Exercise aim :: Without the pictures, output the records below word for word.
"""
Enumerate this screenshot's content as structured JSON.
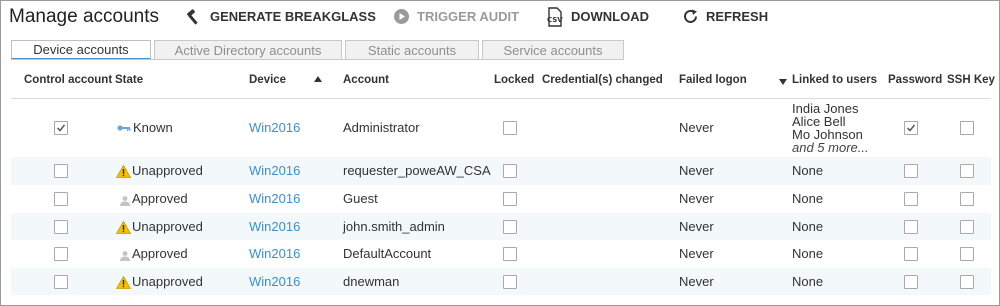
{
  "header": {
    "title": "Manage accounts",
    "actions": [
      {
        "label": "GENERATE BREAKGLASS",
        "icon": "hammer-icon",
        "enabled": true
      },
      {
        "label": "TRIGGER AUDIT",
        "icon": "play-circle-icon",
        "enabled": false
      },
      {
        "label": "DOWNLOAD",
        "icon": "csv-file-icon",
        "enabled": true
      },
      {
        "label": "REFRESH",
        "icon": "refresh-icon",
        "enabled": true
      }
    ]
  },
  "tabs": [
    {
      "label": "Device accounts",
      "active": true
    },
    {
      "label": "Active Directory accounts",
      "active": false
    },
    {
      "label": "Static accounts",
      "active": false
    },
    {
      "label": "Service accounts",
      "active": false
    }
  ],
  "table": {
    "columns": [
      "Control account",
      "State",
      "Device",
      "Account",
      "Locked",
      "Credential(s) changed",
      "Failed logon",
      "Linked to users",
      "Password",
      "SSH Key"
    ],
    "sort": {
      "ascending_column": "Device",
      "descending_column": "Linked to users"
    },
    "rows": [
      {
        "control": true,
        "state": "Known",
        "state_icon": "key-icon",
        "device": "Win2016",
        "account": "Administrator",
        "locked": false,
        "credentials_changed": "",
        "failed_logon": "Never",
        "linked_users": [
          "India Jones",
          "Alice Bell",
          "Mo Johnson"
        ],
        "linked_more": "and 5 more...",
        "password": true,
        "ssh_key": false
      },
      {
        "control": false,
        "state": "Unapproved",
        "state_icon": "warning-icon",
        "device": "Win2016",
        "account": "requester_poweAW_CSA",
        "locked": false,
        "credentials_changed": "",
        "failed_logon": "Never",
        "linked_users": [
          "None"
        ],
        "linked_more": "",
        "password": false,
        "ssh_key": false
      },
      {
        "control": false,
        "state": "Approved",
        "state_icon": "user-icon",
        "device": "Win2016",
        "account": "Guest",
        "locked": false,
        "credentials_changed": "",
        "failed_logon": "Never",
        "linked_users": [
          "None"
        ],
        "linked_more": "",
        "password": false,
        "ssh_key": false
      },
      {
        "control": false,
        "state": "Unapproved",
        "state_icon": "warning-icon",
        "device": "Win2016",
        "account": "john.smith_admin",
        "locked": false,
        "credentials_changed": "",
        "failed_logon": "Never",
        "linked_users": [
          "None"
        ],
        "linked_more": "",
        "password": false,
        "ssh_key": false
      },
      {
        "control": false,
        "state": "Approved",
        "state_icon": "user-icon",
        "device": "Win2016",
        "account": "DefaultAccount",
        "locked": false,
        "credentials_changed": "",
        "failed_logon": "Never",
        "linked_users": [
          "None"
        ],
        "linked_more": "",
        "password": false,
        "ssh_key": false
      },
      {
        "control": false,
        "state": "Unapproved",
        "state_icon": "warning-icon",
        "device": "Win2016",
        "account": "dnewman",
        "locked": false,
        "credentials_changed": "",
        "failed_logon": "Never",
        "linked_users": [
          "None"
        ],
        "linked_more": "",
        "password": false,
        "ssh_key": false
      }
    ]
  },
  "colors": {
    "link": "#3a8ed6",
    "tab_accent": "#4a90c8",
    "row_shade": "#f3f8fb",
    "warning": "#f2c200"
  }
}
"""
Response to the task ::
Enumerate this screenshot's content as structured JSON.
{
  "header": {
    "title": "Manage accounts",
    "actions": [
      {
        "label": "GENERATE BREAKGLASS",
        "icon": "hammer-icon",
        "enabled": true
      },
      {
        "label": "TRIGGER AUDIT",
        "icon": "play-circle-icon",
        "enabled": false
      },
      {
        "label": "DOWNLOAD",
        "icon": "csv-file-icon",
        "enabled": true
      },
      {
        "label": "REFRESH",
        "icon": "refresh-icon",
        "enabled": true
      }
    ]
  },
  "tabs": [
    {
      "label": "Device accounts",
      "active": true
    },
    {
      "label": "Active Directory accounts",
      "active": false
    },
    {
      "label": "Static accounts",
      "active": false
    },
    {
      "label": "Service accounts",
      "active": false
    }
  ],
  "table": {
    "columns": [
      "Control account",
      "State",
      "Device",
      "Account",
      "Locked",
      "Credential(s) changed",
      "Failed logon",
      "Linked to users",
      "Password",
      "SSH Key"
    ],
    "sort": {
      "ascending_column": "Device",
      "descending_column": "Linked to users"
    },
    "rows": [
      {
        "control": true,
        "state": "Known",
        "state_icon": "key-icon",
        "device": "Win2016",
        "account": "Administrator",
        "locked": false,
        "credentials_changed": "",
        "failed_logon": "Never",
        "linked_users": [
          "India Jones",
          "Alice Bell",
          "Mo Johnson"
        ],
        "linked_more": "and 5 more...",
        "password": true,
        "ssh_key": false
      },
      {
        "control": false,
        "state": "Unapproved",
        "state_icon": "warning-icon",
        "device": "Win2016",
        "account": "requester_poweAW_CSA",
        "locked": false,
        "credentials_changed": "",
        "failed_logon": "Never",
        "linked_users": [
          "None"
        ],
        "linked_more": "",
        "password": false,
        "ssh_key": false
      },
      {
        "control": false,
        "state": "Approved",
        "state_icon": "user-icon",
        "device": "Win2016",
        "account": "Guest",
        "locked": false,
        "credentials_changed": "",
        "failed_logon": "Never",
        "linked_users": [
          "None"
        ],
        "linked_more": "",
        "password": false,
        "ssh_key": false
      },
      {
        "control": false,
        "state": "Unapproved",
        "state_icon": "warning-icon",
        "device": "Win2016",
        "account": "john.smith_admin",
        "locked": false,
        "credentials_changed": "",
        "failed_logon": "Never",
        "linked_users": [
          "None"
        ],
        "linked_more": "",
        "password": false,
        "ssh_key": false
      },
      {
        "control": false,
        "state": "Approved",
        "state_icon": "user-icon",
        "device": "Win2016",
        "account": "DefaultAccount",
        "locked": false,
        "credentials_changed": "",
        "failed_logon": "Never",
        "linked_users": [
          "None"
        ],
        "linked_more": "",
        "password": false,
        "ssh_key": false
      },
      {
        "control": false,
        "state": "Unapproved",
        "state_icon": "warning-icon",
        "device": "Win2016",
        "account": "dnewman",
        "locked": false,
        "credentials_changed": "",
        "failed_logon": "Never",
        "linked_users": [
          "None"
        ],
        "linked_more": "",
        "password": false,
        "ssh_key": false
      }
    ]
  },
  "colors": {
    "link": "#3a8ed6",
    "tab_accent": "#4a90c8",
    "row_shade": "#f3f8fb",
    "warning": "#f2c200"
  }
}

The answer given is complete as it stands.